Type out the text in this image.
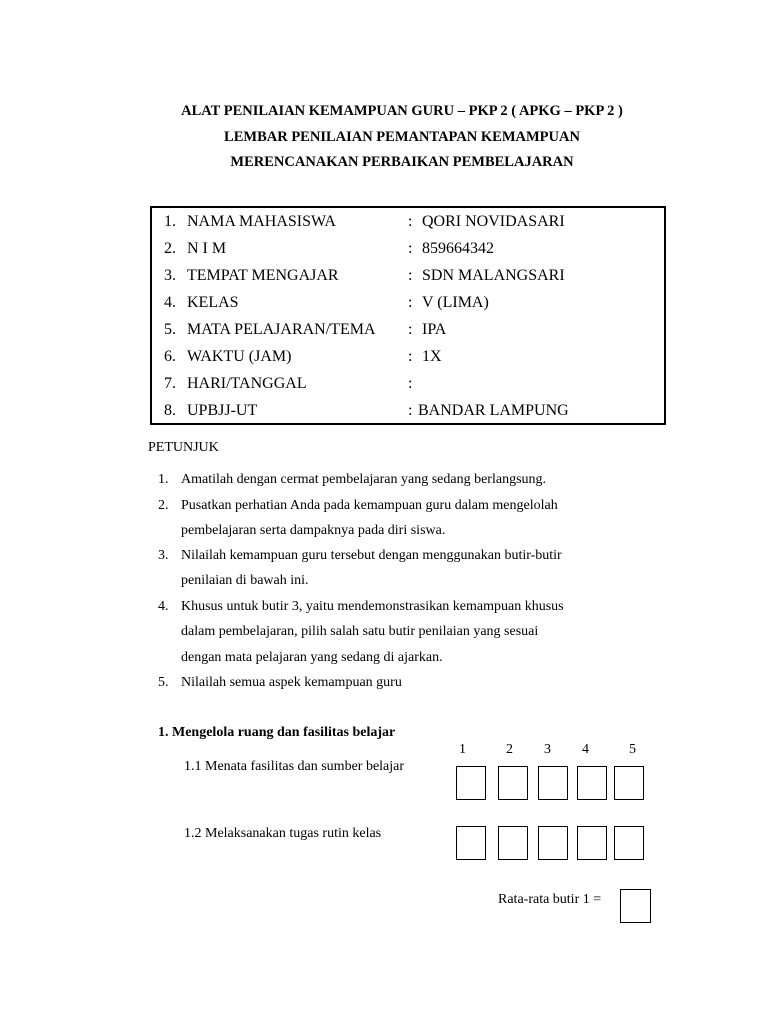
ALAT PENILAIAN KEMAMPUAN GURU – PKP 2 ( APKG – PKP 2 )
LEMBAR PENILAIAN PEMANTAPAN KEMAMPUAN
MERENCANAKAN PERBAIKAN PEMBELAJARAN
1. NAMA MAHASISWA	: QORI NOVIDASARI
2. N I M	: 859664342
3. TEMPAT MENGAJAR	: SDN MALANGSARI
4. KELAS	: V (LIMA)
5. MATA PELAJARAN/TEMA : IPA
6. WAKTU (JAM)	: 1X
7. HARI/TANGGAL	:
8. UPBJJ-UT	: BANDAR LAMPUNG
PETUNJUK
1. Amatilah dengan cermat pembelajaran yang sedang berlangsung.
2. Pusatkan perhatian Anda pada kemampuan guru dalam mengelolah
pembelajaran serta dampaknya pada diri siswa.
3. Nilailah kemampuan guru tersebut dengan menggunakan butir-butir
penilaian di bawah ini.
4. Khusus untuk butir 3, yaitu mendemonstrasikan kemampuan khusus
dalam pembelajaran, pilih salah satu butir penilaian yang sesuai
dengan mata pelajaran yang sedang di ajarkan.
5. Nilailah semua aspek kemampuan guru
1. Mengelola ruang dan fasilitas belajar
1	2 3 4	5
1.1 Menata fasilitas dan sumber belajar
1.2 Melaksanakan tugas rutin kelas
Rata-rata butir 1 =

# # #

▶ **YOUR OBJECTIVE**: State how many lines of the records above contain the word "Nilailah", and give only that number.

▶ **FULL ANSWER**: 2